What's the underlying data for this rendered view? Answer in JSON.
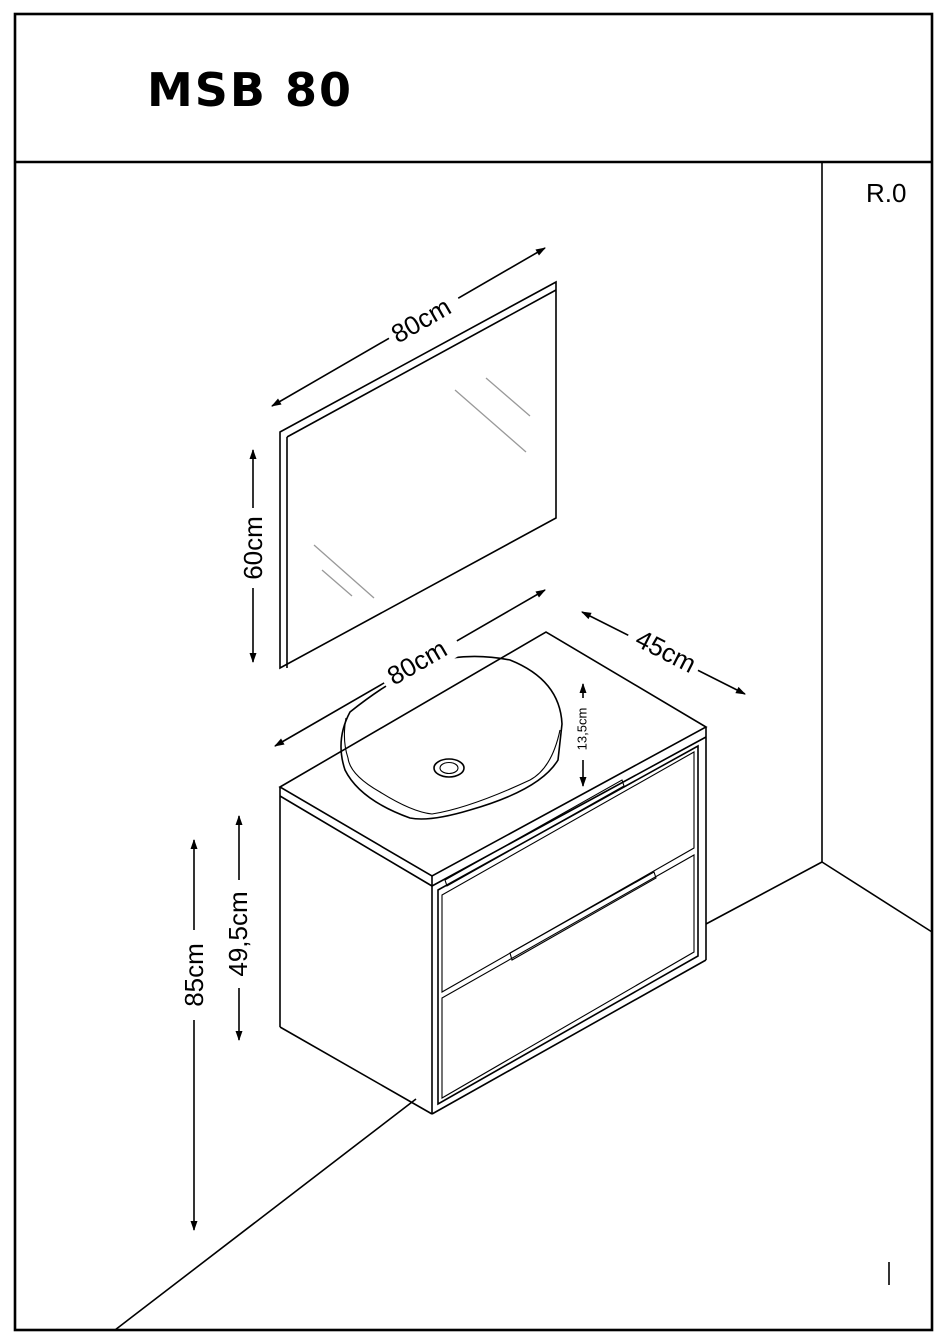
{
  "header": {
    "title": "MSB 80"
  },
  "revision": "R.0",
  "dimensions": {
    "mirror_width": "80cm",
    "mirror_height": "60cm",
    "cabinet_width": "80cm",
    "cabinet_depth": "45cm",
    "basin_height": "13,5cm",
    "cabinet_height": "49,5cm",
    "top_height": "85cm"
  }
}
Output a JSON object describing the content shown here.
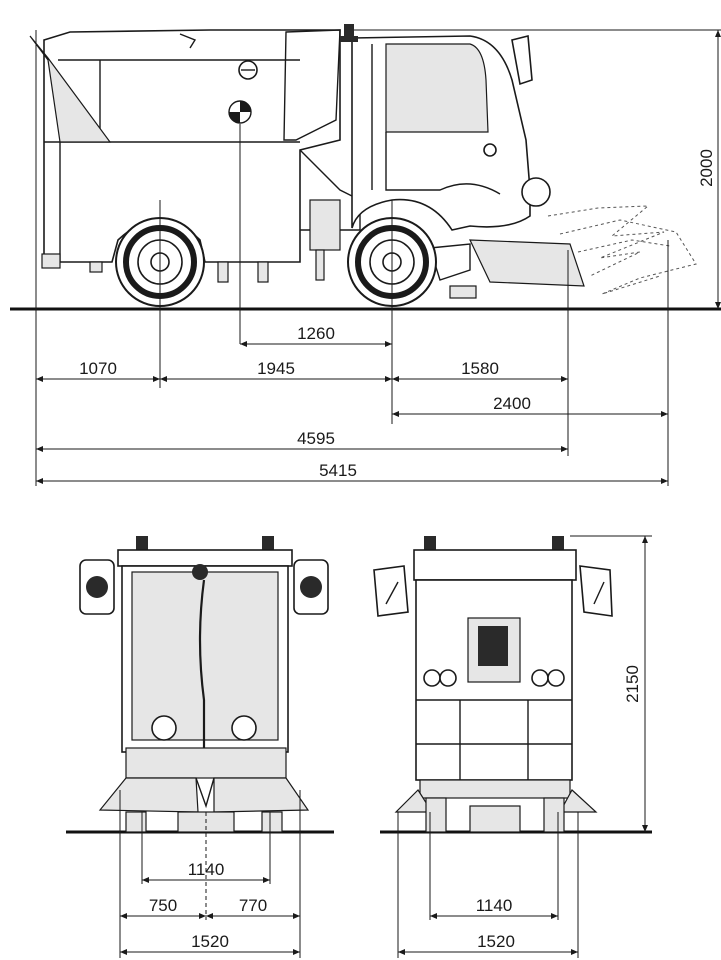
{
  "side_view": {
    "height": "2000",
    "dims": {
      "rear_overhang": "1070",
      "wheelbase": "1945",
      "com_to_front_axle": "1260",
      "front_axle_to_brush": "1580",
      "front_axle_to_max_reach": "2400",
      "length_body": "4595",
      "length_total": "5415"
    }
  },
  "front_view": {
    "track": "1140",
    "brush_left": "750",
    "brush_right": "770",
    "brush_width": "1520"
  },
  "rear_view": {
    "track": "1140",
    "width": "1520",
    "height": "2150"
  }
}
■ ■ ■ ■ ■
**GOAL**
Write out the whole listing exactly, and drop the pictures.

**EXERCISE RESPONSE**
What's the underlying data for this rendered view? Answer in JSON.
{
  "header": {
    "title": "MSB 80"
  },
  "revision": "R.0",
  "dimensions": {
    "mirror_width": "80cm",
    "mirror_height": "60cm",
    "cabinet_width": "80cm",
    "cabinet_depth": "45cm",
    "basin_height": "13,5cm",
    "cabinet_height": "49,5cm",
    "top_height": "85cm"
  }
}
Output a JSON object describing the content shown here.
{
  "side_view": {
    "height": "2000",
    "dims": {
      "rear_overhang": "1070",
      "wheelbase": "1945",
      "com_to_front_axle": "1260",
      "front_axle_to_brush": "1580",
      "front_axle_to_max_reach": "2400",
      "length_body": "4595",
      "length_total": "5415"
    }
  },
  "front_view": {
    "track": "1140",
    "brush_left": "750",
    "brush_right": "770",
    "brush_width": "1520"
  },
  "rear_view": {
    "track": "1140",
    "width": "1520",
    "height": "2150"
  }
}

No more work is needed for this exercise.